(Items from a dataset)
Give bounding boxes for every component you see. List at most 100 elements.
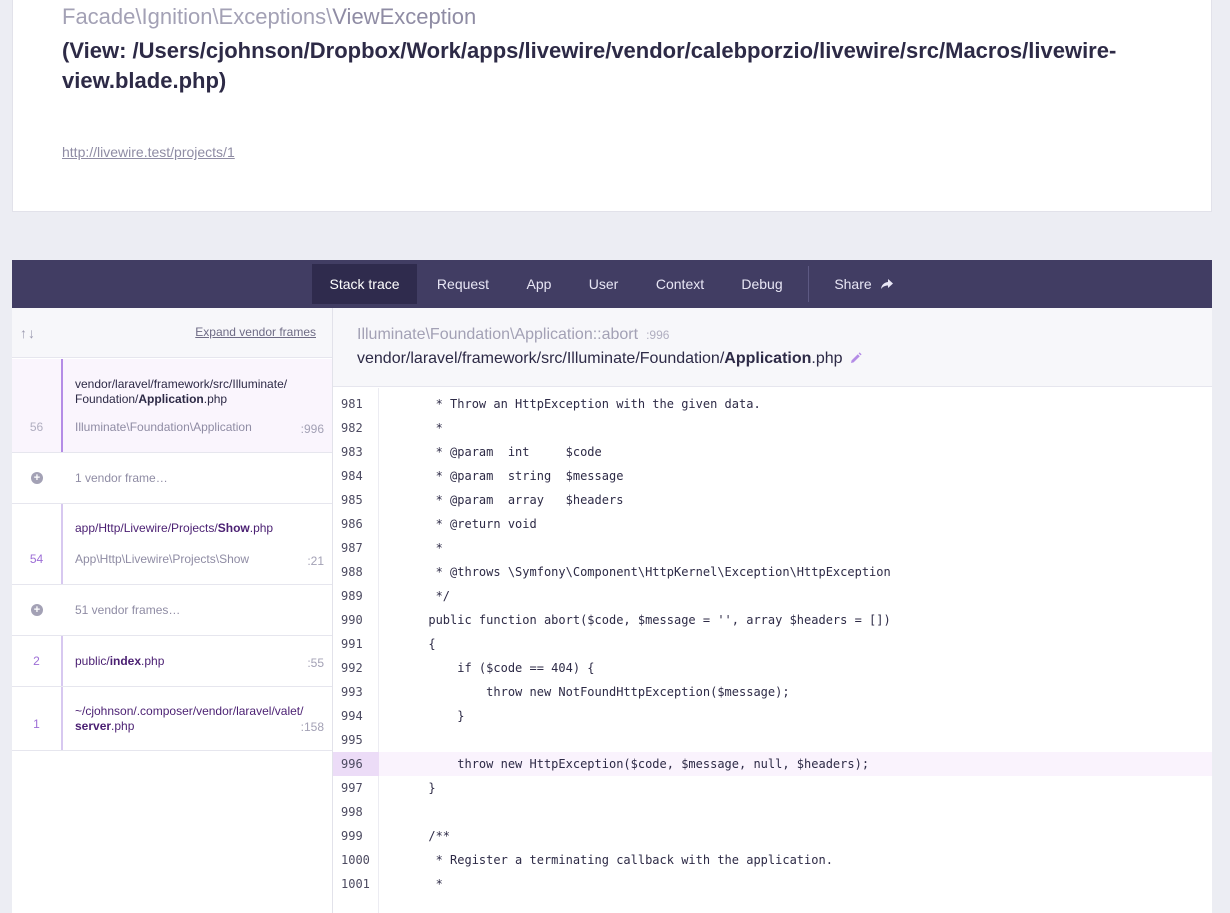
- line-number[interactable]: 989: [333, 584, 379, 608]
- tab-user[interactable]: User: [577, 264, 630, 304]
- code-text: *: [385, 421, 443, 435]
- frame-path-dir: ~/cjohnson/.composer/vendor/laravel/vale…: [75, 704, 304, 718]
- stack-frame[interactable]: 1 ~/cjohnson/.composer/vendor/laravel/va…: [12, 687, 332, 751]
- error-panel: Stack trace Request App User Context Deb…: [12, 260, 1212, 913]
- tab-request[interactable]: Request: [425, 264, 501, 304]
- plus-circle-icon: +: [31, 472, 43, 484]
- code-line: 985 * @param array $headers: [333, 488, 1212, 512]
- line-number[interactable]: 983: [333, 440, 379, 464]
- share-label: Share: [834, 276, 872, 292]
- frame-indicator: [61, 453, 63, 503]
- expand-vendor-frames-link[interactable]: Expand vendor frames: [195, 325, 316, 339]
- code-text: if ($code == 404) {: [385, 661, 595, 675]
- frame-signature-method: ::abort: [592, 326, 639, 343]
- line-number[interactable]: 985: [333, 488, 379, 512]
- line-number[interactable]: 999: [333, 824, 379, 848]
- sort-arrows-icon[interactable]: ↑↓: [20, 325, 36, 341]
- frame-path: public/index.php: [75, 654, 320, 669]
- tab-context[interactable]: Context: [641, 264, 719, 304]
- exception-class: Facade\Ignition\Exceptions\ViewException: [62, 4, 476, 30]
- vendor-frames-label: 1 vendor frame…: [75, 471, 168, 485]
- code-text: * @param array $headers: [385, 493, 624, 507]
- frame-header: Illuminate\Foundation\Application::abort…: [333, 308, 1212, 387]
- line-number[interactable]: 995: [333, 728, 379, 752]
- line-number[interactable]: 987: [333, 536, 379, 560]
- line-number[interactable]: 997: [333, 776, 379, 800]
- code-line: 986 * @return void: [333, 512, 1212, 536]
- sidebar-toolbar: ↑↓ Expand vendor frames: [12, 308, 332, 358]
- exception-message: (View: /Users/cjohnson/Dropbox/Work/apps…: [62, 38, 1117, 93]
- exception-namespace: Facade\Ignition\Exceptions\: [62, 4, 333, 29]
- line-number[interactable]: 982: [333, 416, 379, 440]
- code-text: * @return void: [385, 517, 537, 531]
- code-line: 1001 *: [333, 872, 1212, 896]
- exception-name: ViewException: [332, 4, 477, 29]
- line-number[interactable]: 986: [333, 512, 379, 536]
- code-text: throw new HttpException($code, $message,…: [385, 757, 870, 771]
- frame-number: 56: [29, 420, 44, 434]
- code-snippet: 981 * Throw an HttpException with the gi…: [333, 388, 1212, 913]
- frame-path-ext: .php: [141, 654, 165, 668]
- line-number[interactable]: 996: [333, 752, 379, 776]
- frame-line: :21: [307, 554, 324, 568]
- code-text: throw new NotFoundHttpException($message…: [385, 685, 790, 699]
- code-line: 1000 * Register a terminating callback w…: [333, 848, 1212, 872]
- code-text: *: [385, 541, 443, 555]
- request-url-link[interactable]: http://livewire.test/projects/1: [62, 144, 235, 160]
- vendor-frames-group[interactable]: + 51 vendor frames…: [12, 585, 332, 636]
- line-number[interactable]: 990: [333, 608, 379, 632]
- stack-frame[interactable]: 54 app/Http/Livewire/Projects/Show.php A…: [12, 504, 332, 585]
- code-text: }: [385, 709, 465, 723]
- code-text: /**: [385, 829, 451, 843]
- frame-path-ext: .php: [249, 521, 274, 535]
- frame-path-file: Show: [217, 521, 250, 535]
- code-line: 987 *: [333, 536, 1212, 560]
- frame-path-file: server: [75, 719, 112, 733]
- line-number[interactable]: 988: [333, 560, 379, 584]
- exception-header: Facade\Ignition\Exceptions\ViewException…: [12, 0, 1212, 212]
- highlighted-code-line: 996 throw new HttpException($code, $mess…: [333, 752, 1212, 776]
- line-number[interactable]: 984: [333, 464, 379, 488]
- code-text: * @throws \Symfony\Component\HttpKernel\…: [385, 565, 891, 579]
- frame-file-ext: .php: [811, 350, 843, 367]
- frame-signature-ns: Illuminate\Foundation\: [357, 326, 515, 343]
- code-text: * @param string $message: [385, 469, 624, 483]
- tab-app[interactable]: App: [511, 264, 567, 304]
- vendor-frames-group[interactable]: + 1 vendor frame…: [12, 453, 332, 504]
- stack-frame[interactable]: 56 vendor/laravel/framework/src/Illumina…: [12, 359, 332, 453]
- stack-frame[interactable]: 2 public/index.php :55: [12, 636, 332, 687]
- tab-bar: Stack trace Request App User Context Deb…: [12, 260, 1212, 308]
- line-number[interactable]: 998: [333, 800, 379, 824]
- frame-number: 1: [33, 717, 40, 731]
- code-text: * Register a terminating callback with t…: [385, 853, 833, 867]
- frame-path: vendor/laravel/framework/src/Illuminate/…: [75, 377, 320, 407]
- code-text: }: [385, 781, 436, 795]
- code-text: * Throw an HttpException with the given …: [385, 397, 761, 411]
- code-line: 981 * Throw an HttpException with the gi…: [333, 392, 1212, 416]
- line-number[interactable]: 1001: [333, 872, 379, 896]
- tab-stack-trace[interactable]: Stack trace: [312, 264, 417, 304]
- frame-path-ext: .php: [203, 392, 228, 406]
- code-line: 991 {: [333, 632, 1212, 656]
- line-number[interactable]: 992: [333, 656, 379, 680]
- code-line: 983 * @param int $code: [333, 440, 1212, 464]
- frame-path-dir: app/Http/Livewire/Projects/: [75, 521, 218, 535]
- line-number[interactable]: 994: [333, 704, 379, 728]
- vendor-frames-label: 51 vendor frames…: [75, 603, 181, 617]
- code-line: 999 /**: [333, 824, 1212, 848]
- code-line: 995: [333, 728, 1212, 752]
- line-number[interactable]: 1000: [333, 848, 379, 872]
- line-number[interactable]: 981: [333, 392, 379, 416]
- pencil-icon[interactable]: [849, 352, 862, 370]
- frame-class-name: Application: [193, 420, 252, 434]
- code-line: 989 */: [333, 584, 1212, 608]
- frame-file-path: vendor/laravel/framework/src/Illuminate/…: [357, 350, 862, 370]
- line-number[interactable]: 993: [333, 680, 379, 704]
- code-text: public function abort($code, $message = …: [385, 613, 891, 627]
- tab-share[interactable]: Share: [822, 264, 906, 304]
- code-line: 990 public function abort($code, $messag…: [333, 608, 1212, 632]
- frame-class: App\Http\Livewire\Projects\Show: [75, 552, 249, 566]
- frame-line: :55: [307, 656, 324, 670]
- tab-debug[interactable]: Debug: [729, 264, 795, 304]
- line-number[interactable]: 991: [333, 632, 379, 656]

* [What to produce]: Reproduce the listing above verbatim, omitting all picture markers from your output.

* [Completed exercise]:
Give bounding boxes for every component you see. List at most 100 elements.
- line-number[interactable]: 989: [333, 584, 379, 608]
- tab-user[interactable]: User: [577, 264, 630, 304]
- code-text: *: [385, 421, 443, 435]
- frame-path-dir: ~/cjohnson/.composer/vendor/laravel/vale…: [75, 704, 304, 718]
- stack-frame[interactable]: 1 ~/cjohnson/.composer/vendor/laravel/va…: [12, 687, 332, 751]
- error-panel: Stack trace Request App User Context Deb…: [12, 260, 1212, 913]
- tab-request[interactable]: Request: [425, 264, 501, 304]
- plus-circle-icon: +: [31, 472, 43, 484]
- code-line: 985 * @param array $headers: [333, 488, 1212, 512]
- line-number[interactable]: 983: [333, 440, 379, 464]
- share-label: Share: [834, 276, 872, 292]
- frame-indicator: [61, 453, 63, 503]
- expand-vendor-frames-link[interactable]: Expand vendor frames: [195, 325, 316, 339]
- code-text: if ($code == 404) {: [385, 661, 595, 675]
- frame-signature-method: ::abort: [592, 326, 639, 343]
- line-number[interactable]: 985: [333, 488, 379, 512]
- line-number[interactable]: 999: [333, 824, 379, 848]
- sort-arrows-icon[interactable]: ↑↓: [20, 325, 36, 341]
- frame-path: public/index.php: [75, 654, 320, 669]
- tab-context[interactable]: Context: [641, 264, 719, 304]
- exception-class: Facade\Ignition\Exceptions\ViewException: [62, 4, 476, 30]
- vendor-frames-label: 1 vendor frame…: [75, 471, 168, 485]
- code-text: * @param array $headers: [385, 493, 624, 507]
- frame-header: Illuminate\Foundation\Application::abort…: [333, 308, 1212, 387]
- line-number[interactable]: 995: [333, 728, 379, 752]
- line-number[interactable]: 987: [333, 536, 379, 560]
- line-number[interactable]: 997: [333, 776, 379, 800]
- code-line: 986 * @return void: [333, 512, 1212, 536]
- sidebar-toolbar: ↑↓ Expand vendor frames: [12, 308, 332, 358]
- exception-message: (View: /Users/cjohnson/Dropbox/Work/apps…: [62, 38, 1117, 93]
- exception-namespace: Facade\Ignition\Exceptions\: [62, 4, 333, 29]
- line-number[interactable]: 982: [333, 416, 379, 440]
- code-text: * @return void: [385, 517, 537, 531]
- code-line: 1001 *: [333, 872, 1212, 896]
- exception-name: ViewException: [332, 4, 477, 29]
- line-number[interactable]: 986: [333, 512, 379, 536]
- code-text: throw new HttpException($code, $message,…: [385, 757, 870, 771]
- frame-number: 56: [29, 420, 44, 434]
- code-snippet: 981 * Throw an HttpException with the gi…: [333, 388, 1212, 913]
- frame-path-ext: .php: [141, 654, 165, 668]
- line-number[interactable]: 996: [333, 752, 379, 776]
- frame-line: :21: [307, 554, 324, 568]
- code-text: throw new NotFoundHttpException($message…: [385, 685, 790, 699]
- code-line: 1000 * Register a terminating callback w…: [333, 848, 1212, 872]
- code-text: *: [385, 541, 443, 555]
- request-url-link[interactable]: http://livewire.test/projects/1: [62, 144, 235, 160]
- vendor-frames-group[interactable]: + 51 vendor frames…: [12, 585, 332, 636]
- line-number[interactable]: 990: [333, 608, 379, 632]
- stack-frame[interactable]: 54 app/Http/Livewire/Projects/Show.php A…: [12, 504, 332, 585]
- code-text: }: [385, 709, 465, 723]
- code-text: /**: [385, 829, 451, 843]
- frame-path-ext: .php: [249, 521, 274, 535]
- frame-path-file: Show: [217, 521, 250, 535]
- code-line: 987 *: [333, 536, 1212, 560]
- frame-path-file: server: [75, 719, 112, 733]
- line-number[interactable]: 988: [333, 560, 379, 584]
- exception-header: Facade\Ignition\Exceptions\ViewException…: [12, 0, 1212, 212]
- highlighted-code-line: 996 throw new HttpException($code, $mess…: [333, 752, 1212, 776]
- line-number[interactable]: 984: [333, 464, 379, 488]
- code-text: * @throws \Symfony\Component\HttpKernel\…: [385, 565, 891, 579]
- frame-file-ext: .php: [811, 350, 843, 367]
- frame-signature-ns: Illuminate\Foundation\: [357, 326, 515, 343]
- code-text: * @param string $message: [385, 469, 624, 483]
- tab-app[interactable]: App: [511, 264, 567, 304]
- vendor-frames-group[interactable]: + 1 vendor frame…: [12, 453, 332, 504]
- stack-frame[interactable]: 56 vendor/laravel/framework/src/Illumina…: [12, 359, 332, 453]
- stack-frame[interactable]: 2 public/index.php :55: [12, 636, 332, 687]
- tab-bar: Stack trace Request App User Context Deb…: [12, 260, 1212, 308]
- line-number[interactable]: 998: [333, 800, 379, 824]
- frame-number: 1: [33, 717, 40, 731]
- code-text: * Register a terminating callback with t…: [385, 853, 833, 867]
- frame-path: vendor/laravel/framework/src/Illuminate/…: [75, 377, 320, 407]
- code-text: }: [385, 781, 436, 795]
- code-text: * Throw an HttpException with the given …: [385, 397, 761, 411]
- code-line: 981 * Throw an HttpException with the gi…: [333, 392, 1212, 416]
- line-number[interactable]: 1001: [333, 872, 379, 896]
- tab-stack-trace[interactable]: Stack trace: [312, 264, 417, 304]
- frame-path-ext: .php: [203, 392, 228, 406]
- code-line: 991 {: [333, 632, 1212, 656]
- line-number[interactable]: 992: [333, 656, 379, 680]
- code-line: 983 * @param int $code: [333, 440, 1212, 464]
- frame-path-dir: app/Http/Livewire/Projects/: [75, 521, 218, 535]
- line-number[interactable]: 994: [333, 704, 379, 728]
- vendor-frames-label: 51 vendor frames…: [75, 603, 181, 617]
- code-line: 999 /**: [333, 824, 1212, 848]
- code-line: 995: [333, 728, 1212, 752]
- line-number[interactable]: 1000: [333, 848, 379, 872]
- line-number[interactable]: 981: [333, 392, 379, 416]
- pencil-icon[interactable]: [849, 352, 862, 370]
- frame-class-name: Application: [193, 420, 252, 434]
- code-line: 989 */: [333, 584, 1212, 608]
- frame-file-path: vendor/laravel/framework/src/Illuminate/…: [357, 350, 862, 370]
- line-number[interactable]: 993: [333, 680, 379, 704]
- code-text: public function abort($code, $message = …: [385, 613, 891, 627]
- tab-share[interactable]: Share: [822, 264, 906, 304]
- code-line: 990 public function abort($code, $messag…: [333, 608, 1212, 632]
- frame-class: App\Http\Livewire\Projects\Show: [75, 552, 249, 566]
- frame-line: :55: [307, 656, 324, 670]
- tab-debug[interactable]: Debug: [729, 264, 795, 304]
- line-number[interactable]: 991: [333, 632, 379, 656]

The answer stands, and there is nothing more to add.